» **ENTRIES**:
========
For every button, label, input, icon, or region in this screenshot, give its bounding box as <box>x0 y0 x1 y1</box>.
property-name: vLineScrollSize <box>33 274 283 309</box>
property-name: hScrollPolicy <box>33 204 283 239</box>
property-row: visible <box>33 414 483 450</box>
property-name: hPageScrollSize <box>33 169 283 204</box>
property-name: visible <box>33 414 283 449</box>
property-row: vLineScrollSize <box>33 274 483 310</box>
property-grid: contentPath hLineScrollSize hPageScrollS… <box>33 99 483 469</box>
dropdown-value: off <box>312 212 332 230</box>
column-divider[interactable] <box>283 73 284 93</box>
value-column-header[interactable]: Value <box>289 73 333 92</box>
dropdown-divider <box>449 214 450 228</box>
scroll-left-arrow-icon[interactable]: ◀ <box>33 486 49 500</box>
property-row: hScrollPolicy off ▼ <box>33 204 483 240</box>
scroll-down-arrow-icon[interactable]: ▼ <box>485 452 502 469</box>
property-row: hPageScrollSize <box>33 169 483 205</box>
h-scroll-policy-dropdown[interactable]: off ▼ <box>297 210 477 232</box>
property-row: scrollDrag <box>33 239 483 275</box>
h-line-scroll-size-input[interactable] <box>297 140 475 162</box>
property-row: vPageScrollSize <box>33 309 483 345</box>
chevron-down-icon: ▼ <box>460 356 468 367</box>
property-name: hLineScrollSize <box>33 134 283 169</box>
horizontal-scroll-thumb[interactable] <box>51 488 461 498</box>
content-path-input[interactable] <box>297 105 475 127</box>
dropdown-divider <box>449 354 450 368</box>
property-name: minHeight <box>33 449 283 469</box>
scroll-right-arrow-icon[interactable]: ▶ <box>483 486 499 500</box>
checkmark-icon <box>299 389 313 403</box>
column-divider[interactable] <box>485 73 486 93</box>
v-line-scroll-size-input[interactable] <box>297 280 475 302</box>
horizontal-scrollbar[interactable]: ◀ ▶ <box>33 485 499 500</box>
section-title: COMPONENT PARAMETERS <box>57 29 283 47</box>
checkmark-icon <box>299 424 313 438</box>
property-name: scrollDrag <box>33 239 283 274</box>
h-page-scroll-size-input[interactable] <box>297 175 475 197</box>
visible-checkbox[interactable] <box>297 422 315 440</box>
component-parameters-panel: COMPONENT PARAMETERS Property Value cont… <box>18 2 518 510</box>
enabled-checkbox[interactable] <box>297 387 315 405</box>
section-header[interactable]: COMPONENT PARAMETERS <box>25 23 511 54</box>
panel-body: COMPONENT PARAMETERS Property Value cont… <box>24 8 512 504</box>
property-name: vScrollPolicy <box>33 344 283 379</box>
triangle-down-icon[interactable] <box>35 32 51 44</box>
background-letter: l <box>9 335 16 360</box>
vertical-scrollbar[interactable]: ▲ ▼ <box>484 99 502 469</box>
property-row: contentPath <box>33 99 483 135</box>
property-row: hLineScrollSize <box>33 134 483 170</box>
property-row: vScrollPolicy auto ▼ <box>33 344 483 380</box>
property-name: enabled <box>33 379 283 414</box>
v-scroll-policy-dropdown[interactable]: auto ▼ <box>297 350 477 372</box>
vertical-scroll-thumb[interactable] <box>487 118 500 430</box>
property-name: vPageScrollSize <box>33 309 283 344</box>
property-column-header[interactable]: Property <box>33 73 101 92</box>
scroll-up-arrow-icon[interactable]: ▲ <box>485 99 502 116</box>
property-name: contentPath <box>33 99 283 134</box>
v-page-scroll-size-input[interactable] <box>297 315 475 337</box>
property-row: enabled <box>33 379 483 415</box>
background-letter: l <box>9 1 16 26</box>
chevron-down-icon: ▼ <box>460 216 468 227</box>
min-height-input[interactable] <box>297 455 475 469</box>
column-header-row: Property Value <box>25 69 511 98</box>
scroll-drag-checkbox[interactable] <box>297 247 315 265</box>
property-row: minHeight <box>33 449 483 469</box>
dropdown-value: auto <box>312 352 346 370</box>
========
» **AIM OF THE TASK**:
Copy every entry above, character for character, with nothing added or left out.

» **COMPLETE ANSWER**:
For every button, label, input, icon, or region in this screenshot, give its bounding box as <box>x0 y0 x1 y1</box>.
property-name: vLineScrollSize <box>33 274 283 309</box>
property-name: hScrollPolicy <box>33 204 283 239</box>
property-row: visible <box>33 414 483 450</box>
property-name: hPageScrollSize <box>33 169 283 204</box>
property-name: visible <box>33 414 283 449</box>
property-row: vLineScrollSize <box>33 274 483 310</box>
property-grid: contentPath hLineScrollSize hPageScrollS… <box>33 99 483 469</box>
dropdown-value: off <box>312 212 332 230</box>
column-divider[interactable] <box>283 73 284 93</box>
value-column-header[interactable]: Value <box>289 73 333 92</box>
dropdown-divider <box>449 214 450 228</box>
scroll-left-arrow-icon[interactable]: ◀ <box>33 486 49 500</box>
property-row: hScrollPolicy off ▼ <box>33 204 483 240</box>
scroll-down-arrow-icon[interactable]: ▼ <box>485 452 502 469</box>
property-row: hPageScrollSize <box>33 169 483 205</box>
h-scroll-policy-dropdown[interactable]: off ▼ <box>297 210 477 232</box>
property-row: scrollDrag <box>33 239 483 275</box>
h-line-scroll-size-input[interactable] <box>297 140 475 162</box>
property-row: vPageScrollSize <box>33 309 483 345</box>
chevron-down-icon: ▼ <box>460 356 468 367</box>
property-name: hLineScrollSize <box>33 134 283 169</box>
horizontal-scroll-thumb[interactable] <box>51 488 461 498</box>
content-path-input[interactable] <box>297 105 475 127</box>
dropdown-divider <box>449 354 450 368</box>
property-name: minHeight <box>33 449 283 469</box>
scroll-right-arrow-icon[interactable]: ▶ <box>483 486 499 500</box>
checkmark-icon <box>299 389 313 403</box>
column-divider[interactable] <box>485 73 486 93</box>
v-line-scroll-size-input[interactable] <box>297 280 475 302</box>
horizontal-scrollbar[interactable]: ◀ ▶ <box>33 485 499 500</box>
section-title: COMPONENT PARAMETERS <box>57 29 283 47</box>
checkmark-icon <box>299 424 313 438</box>
property-name: scrollDrag <box>33 239 283 274</box>
h-page-scroll-size-input[interactable] <box>297 175 475 197</box>
visible-checkbox[interactable] <box>297 422 315 440</box>
component-parameters-panel: COMPONENT PARAMETERS Property Value cont… <box>18 2 518 510</box>
enabled-checkbox[interactable] <box>297 387 315 405</box>
section-header[interactable]: COMPONENT PARAMETERS <box>25 23 511 54</box>
panel-body: COMPONENT PARAMETERS Property Value cont… <box>24 8 512 504</box>
property-name: vScrollPolicy <box>33 344 283 379</box>
triangle-down-icon[interactable] <box>35 32 51 44</box>
background-letter: l <box>9 335 16 360</box>
vertical-scrollbar[interactable]: ▲ ▼ <box>484 99 502 469</box>
property-row: contentPath <box>33 99 483 135</box>
property-row: hLineScrollSize <box>33 134 483 170</box>
property-row: vScrollPolicy auto ▼ <box>33 344 483 380</box>
property-name: enabled <box>33 379 283 414</box>
v-scroll-policy-dropdown[interactable]: auto ▼ <box>297 350 477 372</box>
vertical-scroll-thumb[interactable] <box>487 118 500 430</box>
property-name: vPageScrollSize <box>33 309 283 344</box>
property-column-header[interactable]: Property <box>33 73 101 92</box>
scroll-up-arrow-icon[interactable]: ▲ <box>485 99 502 116</box>
property-name: contentPath <box>33 99 283 134</box>
v-page-scroll-size-input[interactable] <box>297 315 475 337</box>
property-row: enabled <box>33 379 483 415</box>
background-letter: l <box>9 1 16 26</box>
chevron-down-icon: ▼ <box>460 216 468 227</box>
min-height-input[interactable] <box>297 455 475 469</box>
column-header-row: Property Value <box>25 69 511 98</box>
scroll-drag-checkbox[interactable] <box>297 247 315 265</box>
property-row: minHeight <box>33 449 483 469</box>
dropdown-value: auto <box>312 352 346 370</box>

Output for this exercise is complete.